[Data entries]
************

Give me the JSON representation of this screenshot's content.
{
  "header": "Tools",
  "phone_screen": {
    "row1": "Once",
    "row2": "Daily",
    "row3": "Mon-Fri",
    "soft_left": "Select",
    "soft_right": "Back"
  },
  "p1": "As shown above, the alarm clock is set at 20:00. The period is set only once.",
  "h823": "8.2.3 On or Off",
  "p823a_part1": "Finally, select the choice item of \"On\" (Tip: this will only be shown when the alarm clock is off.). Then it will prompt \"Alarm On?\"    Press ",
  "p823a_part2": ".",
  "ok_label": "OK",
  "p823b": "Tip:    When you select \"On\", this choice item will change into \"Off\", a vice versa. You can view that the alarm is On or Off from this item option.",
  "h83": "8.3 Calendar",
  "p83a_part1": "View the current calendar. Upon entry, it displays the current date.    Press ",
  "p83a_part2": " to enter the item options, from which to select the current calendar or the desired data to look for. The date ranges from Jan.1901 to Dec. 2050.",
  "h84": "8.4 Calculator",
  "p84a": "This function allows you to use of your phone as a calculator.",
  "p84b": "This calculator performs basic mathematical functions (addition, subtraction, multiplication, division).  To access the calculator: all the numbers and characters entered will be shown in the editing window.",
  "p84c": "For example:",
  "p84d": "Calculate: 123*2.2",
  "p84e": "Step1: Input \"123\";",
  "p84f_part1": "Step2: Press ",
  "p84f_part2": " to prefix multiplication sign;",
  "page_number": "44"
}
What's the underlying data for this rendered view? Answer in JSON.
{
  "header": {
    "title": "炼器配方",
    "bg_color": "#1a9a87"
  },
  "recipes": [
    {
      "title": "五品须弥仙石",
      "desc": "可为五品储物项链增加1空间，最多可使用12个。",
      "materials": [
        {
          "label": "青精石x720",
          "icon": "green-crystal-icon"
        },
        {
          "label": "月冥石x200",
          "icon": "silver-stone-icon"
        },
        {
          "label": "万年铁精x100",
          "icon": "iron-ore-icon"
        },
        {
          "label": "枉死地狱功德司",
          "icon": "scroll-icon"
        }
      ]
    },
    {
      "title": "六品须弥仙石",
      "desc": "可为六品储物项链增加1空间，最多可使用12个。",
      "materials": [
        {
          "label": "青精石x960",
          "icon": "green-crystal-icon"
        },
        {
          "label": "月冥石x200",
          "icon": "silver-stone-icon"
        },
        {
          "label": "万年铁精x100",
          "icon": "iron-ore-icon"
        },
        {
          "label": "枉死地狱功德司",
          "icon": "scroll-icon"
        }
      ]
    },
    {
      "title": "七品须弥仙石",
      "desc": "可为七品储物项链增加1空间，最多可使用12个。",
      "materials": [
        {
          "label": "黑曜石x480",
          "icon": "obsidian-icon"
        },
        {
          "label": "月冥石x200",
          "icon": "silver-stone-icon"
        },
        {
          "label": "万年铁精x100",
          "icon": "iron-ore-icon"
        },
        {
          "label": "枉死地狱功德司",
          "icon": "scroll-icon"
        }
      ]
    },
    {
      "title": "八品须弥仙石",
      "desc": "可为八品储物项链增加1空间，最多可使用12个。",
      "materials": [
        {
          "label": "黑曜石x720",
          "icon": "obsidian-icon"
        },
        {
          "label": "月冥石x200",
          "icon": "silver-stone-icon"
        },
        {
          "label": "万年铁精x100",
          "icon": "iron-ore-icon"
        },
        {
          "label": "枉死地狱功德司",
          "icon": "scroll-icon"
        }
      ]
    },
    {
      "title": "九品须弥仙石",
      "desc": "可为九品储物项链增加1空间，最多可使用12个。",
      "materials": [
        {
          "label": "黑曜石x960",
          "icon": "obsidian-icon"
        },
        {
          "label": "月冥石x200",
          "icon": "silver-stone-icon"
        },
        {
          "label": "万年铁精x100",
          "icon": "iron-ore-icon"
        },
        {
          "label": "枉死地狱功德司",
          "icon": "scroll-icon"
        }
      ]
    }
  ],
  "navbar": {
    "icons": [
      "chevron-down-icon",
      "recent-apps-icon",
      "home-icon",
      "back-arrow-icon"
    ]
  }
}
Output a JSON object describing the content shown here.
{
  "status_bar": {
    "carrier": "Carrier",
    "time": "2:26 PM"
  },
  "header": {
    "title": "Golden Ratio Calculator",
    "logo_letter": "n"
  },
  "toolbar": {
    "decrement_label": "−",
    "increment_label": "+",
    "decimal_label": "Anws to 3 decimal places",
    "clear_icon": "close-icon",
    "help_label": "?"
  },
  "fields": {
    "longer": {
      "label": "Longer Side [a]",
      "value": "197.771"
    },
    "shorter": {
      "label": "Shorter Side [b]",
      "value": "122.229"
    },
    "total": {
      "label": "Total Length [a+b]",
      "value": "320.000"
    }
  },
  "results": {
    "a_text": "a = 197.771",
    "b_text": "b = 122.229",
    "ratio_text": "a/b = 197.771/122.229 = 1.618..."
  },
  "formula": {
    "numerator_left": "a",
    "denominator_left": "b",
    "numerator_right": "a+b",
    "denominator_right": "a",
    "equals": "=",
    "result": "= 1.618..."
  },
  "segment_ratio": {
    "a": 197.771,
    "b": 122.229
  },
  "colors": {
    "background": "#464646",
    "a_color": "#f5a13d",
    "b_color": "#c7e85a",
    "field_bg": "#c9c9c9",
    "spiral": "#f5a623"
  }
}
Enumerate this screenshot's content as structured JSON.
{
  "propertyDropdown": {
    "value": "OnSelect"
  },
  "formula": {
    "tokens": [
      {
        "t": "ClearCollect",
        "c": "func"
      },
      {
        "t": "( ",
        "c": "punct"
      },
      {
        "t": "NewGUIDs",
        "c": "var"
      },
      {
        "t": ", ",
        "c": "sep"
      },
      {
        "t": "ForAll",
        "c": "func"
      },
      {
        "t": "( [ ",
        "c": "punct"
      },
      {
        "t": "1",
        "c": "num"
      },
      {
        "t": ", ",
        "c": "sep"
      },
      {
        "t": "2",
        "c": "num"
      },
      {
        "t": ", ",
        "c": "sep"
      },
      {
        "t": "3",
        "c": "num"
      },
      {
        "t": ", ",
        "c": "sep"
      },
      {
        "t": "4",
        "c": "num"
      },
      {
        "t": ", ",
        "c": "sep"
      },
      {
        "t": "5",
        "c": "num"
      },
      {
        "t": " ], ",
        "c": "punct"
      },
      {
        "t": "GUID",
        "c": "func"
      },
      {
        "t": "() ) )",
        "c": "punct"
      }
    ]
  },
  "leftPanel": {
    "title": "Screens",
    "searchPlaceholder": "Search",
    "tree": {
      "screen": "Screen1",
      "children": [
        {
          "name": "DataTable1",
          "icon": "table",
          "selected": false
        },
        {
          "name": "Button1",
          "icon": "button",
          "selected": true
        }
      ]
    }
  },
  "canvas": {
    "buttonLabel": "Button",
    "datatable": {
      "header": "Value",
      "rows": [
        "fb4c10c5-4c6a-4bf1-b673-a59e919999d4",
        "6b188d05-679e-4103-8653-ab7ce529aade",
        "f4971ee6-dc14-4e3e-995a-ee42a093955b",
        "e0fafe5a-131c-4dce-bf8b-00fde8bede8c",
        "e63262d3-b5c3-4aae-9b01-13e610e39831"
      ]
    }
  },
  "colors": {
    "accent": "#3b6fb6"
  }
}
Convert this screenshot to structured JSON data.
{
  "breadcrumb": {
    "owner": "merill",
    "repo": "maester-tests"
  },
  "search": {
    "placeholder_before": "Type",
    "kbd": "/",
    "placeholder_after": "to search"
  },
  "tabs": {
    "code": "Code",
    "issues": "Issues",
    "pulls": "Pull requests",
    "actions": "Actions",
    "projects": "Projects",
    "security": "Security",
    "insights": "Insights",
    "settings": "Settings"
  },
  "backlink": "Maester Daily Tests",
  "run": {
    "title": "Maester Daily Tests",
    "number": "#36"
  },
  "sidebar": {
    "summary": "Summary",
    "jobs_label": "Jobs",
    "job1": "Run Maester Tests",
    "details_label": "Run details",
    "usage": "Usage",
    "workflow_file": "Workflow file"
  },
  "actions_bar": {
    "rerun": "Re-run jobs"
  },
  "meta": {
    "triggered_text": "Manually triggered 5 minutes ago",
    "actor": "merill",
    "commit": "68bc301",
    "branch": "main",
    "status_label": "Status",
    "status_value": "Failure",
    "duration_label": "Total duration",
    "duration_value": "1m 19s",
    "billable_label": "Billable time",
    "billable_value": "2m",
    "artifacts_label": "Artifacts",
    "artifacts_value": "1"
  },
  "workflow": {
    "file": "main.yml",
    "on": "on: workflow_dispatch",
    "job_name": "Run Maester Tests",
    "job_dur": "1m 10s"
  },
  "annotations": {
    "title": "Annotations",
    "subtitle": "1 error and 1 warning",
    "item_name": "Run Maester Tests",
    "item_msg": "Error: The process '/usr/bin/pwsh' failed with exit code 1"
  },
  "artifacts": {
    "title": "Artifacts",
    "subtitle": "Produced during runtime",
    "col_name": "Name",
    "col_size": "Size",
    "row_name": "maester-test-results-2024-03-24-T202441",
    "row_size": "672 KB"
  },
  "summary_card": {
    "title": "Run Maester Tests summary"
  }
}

************

- _What you have to do_
What is the number of lines above that contain "from"? Answer with that number only.

- _Correct result_
2